■ Exercise prompt
Filter the data for lines with the word "Education", then copy every line so identified.

-- Begin Supplied data --

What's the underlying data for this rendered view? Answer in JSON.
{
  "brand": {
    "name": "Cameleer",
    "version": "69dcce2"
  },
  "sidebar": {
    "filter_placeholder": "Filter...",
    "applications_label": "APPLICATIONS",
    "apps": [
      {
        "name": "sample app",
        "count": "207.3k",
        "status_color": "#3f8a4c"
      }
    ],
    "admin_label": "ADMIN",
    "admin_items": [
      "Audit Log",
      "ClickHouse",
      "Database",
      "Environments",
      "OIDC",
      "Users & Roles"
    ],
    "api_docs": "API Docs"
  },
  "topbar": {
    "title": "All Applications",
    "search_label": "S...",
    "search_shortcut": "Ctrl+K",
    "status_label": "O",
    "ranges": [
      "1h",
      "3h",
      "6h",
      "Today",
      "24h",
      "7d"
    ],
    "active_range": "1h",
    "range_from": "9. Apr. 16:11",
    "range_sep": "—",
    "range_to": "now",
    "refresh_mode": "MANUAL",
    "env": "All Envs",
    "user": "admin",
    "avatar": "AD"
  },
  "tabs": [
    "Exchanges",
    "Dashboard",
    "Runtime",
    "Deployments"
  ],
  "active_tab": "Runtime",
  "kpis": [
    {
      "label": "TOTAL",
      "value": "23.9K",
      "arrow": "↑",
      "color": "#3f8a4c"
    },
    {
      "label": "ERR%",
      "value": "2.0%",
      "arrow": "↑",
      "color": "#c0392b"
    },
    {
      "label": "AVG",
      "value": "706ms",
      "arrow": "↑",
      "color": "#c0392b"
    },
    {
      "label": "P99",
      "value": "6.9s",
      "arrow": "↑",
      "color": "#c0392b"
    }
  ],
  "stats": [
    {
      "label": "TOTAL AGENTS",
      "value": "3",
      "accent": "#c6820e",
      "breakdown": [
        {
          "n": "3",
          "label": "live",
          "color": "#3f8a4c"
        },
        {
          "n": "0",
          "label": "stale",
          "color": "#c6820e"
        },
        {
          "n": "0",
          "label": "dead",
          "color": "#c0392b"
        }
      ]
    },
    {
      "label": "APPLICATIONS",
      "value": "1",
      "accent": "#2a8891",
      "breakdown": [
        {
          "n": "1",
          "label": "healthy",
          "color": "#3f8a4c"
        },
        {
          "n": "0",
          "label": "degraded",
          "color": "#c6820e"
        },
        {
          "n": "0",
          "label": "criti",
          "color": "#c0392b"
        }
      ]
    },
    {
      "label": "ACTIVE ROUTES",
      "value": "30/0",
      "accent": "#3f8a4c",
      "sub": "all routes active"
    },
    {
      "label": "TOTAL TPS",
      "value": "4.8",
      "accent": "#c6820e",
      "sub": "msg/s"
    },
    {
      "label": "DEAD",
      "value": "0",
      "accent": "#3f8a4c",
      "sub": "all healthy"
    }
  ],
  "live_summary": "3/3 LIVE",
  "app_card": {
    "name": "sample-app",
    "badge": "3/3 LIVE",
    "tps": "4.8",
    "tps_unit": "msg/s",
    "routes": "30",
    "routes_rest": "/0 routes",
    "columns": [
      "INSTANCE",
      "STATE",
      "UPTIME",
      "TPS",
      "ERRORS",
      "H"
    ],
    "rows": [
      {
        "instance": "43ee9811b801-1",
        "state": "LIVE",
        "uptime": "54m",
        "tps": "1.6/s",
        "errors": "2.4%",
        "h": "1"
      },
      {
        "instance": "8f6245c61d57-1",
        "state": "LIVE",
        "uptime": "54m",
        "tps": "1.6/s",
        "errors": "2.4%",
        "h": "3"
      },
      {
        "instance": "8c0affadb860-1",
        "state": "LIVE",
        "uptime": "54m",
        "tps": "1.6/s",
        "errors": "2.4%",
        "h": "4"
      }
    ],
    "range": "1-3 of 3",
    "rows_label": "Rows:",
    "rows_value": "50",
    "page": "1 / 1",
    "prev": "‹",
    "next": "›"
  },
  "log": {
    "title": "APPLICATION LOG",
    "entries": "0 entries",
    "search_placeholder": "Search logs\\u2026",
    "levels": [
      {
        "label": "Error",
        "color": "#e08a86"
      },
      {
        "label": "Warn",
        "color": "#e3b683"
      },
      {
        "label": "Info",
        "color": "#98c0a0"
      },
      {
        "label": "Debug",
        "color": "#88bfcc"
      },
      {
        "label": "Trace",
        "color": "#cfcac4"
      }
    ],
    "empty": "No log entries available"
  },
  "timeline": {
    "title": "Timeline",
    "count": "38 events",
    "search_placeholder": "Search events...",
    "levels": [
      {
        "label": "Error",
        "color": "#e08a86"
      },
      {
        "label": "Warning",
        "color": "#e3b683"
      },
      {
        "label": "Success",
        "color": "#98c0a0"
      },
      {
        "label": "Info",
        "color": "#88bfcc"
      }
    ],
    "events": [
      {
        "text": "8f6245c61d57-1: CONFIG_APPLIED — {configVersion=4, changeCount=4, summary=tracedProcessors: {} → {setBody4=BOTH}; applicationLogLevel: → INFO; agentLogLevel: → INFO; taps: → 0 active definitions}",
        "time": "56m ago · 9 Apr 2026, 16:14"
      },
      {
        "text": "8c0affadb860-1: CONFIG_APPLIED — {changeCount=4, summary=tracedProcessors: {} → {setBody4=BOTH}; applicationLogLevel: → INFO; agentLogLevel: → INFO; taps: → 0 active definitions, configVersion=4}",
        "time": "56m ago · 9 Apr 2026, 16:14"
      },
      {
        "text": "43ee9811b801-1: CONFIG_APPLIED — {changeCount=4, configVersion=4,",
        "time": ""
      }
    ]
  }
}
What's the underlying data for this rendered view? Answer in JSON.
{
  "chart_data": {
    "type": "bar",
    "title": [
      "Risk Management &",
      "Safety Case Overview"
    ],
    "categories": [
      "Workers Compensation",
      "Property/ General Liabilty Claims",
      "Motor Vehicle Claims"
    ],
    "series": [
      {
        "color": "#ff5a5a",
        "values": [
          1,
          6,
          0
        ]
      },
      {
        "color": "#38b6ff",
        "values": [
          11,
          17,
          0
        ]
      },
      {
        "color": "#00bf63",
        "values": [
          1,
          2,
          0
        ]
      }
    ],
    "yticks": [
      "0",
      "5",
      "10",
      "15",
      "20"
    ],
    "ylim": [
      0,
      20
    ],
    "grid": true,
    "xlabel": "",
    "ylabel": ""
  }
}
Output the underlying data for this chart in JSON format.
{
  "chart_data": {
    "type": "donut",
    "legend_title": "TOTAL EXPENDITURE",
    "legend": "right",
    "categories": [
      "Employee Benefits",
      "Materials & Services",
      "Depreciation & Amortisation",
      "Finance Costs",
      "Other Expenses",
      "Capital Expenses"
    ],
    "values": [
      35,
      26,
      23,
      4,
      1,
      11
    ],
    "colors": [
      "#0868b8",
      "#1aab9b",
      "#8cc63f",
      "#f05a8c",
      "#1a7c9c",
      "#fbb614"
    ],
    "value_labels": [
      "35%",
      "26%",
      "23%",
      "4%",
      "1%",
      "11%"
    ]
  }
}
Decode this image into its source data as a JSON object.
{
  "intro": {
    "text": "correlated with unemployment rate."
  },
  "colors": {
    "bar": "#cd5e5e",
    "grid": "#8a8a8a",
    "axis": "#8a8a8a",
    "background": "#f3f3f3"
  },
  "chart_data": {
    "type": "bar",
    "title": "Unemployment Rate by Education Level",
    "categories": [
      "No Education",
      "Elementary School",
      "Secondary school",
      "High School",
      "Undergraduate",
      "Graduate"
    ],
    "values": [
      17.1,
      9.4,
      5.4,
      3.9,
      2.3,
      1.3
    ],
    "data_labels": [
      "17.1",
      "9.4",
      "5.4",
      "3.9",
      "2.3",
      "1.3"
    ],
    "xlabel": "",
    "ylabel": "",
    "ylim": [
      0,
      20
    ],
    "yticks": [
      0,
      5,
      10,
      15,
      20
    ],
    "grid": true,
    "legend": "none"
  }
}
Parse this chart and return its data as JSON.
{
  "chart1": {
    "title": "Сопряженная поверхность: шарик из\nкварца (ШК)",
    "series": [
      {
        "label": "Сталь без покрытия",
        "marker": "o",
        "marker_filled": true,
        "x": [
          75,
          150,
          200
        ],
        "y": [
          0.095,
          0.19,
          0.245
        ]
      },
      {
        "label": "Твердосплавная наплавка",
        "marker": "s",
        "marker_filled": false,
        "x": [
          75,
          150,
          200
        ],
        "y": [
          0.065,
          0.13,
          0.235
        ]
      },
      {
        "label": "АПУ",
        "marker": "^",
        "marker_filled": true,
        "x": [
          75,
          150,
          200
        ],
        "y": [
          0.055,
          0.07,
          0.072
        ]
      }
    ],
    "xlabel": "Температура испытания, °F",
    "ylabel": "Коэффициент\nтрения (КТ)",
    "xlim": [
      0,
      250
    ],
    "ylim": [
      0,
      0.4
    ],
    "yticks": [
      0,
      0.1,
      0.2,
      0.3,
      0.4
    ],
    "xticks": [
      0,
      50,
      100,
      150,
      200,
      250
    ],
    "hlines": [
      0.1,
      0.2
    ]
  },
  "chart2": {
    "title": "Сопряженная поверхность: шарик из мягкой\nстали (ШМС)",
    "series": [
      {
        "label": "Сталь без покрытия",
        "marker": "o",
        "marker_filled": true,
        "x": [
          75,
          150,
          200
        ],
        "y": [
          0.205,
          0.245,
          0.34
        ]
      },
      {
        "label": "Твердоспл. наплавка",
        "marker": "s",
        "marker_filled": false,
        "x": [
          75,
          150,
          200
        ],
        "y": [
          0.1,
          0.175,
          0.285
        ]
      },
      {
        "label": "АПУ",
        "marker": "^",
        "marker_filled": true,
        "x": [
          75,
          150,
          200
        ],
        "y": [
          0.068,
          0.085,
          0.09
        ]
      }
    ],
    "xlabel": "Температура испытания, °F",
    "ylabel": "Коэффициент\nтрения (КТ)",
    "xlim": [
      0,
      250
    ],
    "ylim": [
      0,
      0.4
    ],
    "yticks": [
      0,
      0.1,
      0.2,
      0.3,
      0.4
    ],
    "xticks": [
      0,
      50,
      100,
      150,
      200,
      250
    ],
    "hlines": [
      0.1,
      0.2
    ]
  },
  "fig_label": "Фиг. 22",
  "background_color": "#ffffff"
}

-- End Supplied data --

■ Expected output
    "title": "Unemployment Rate by Education Level",
      "No Education",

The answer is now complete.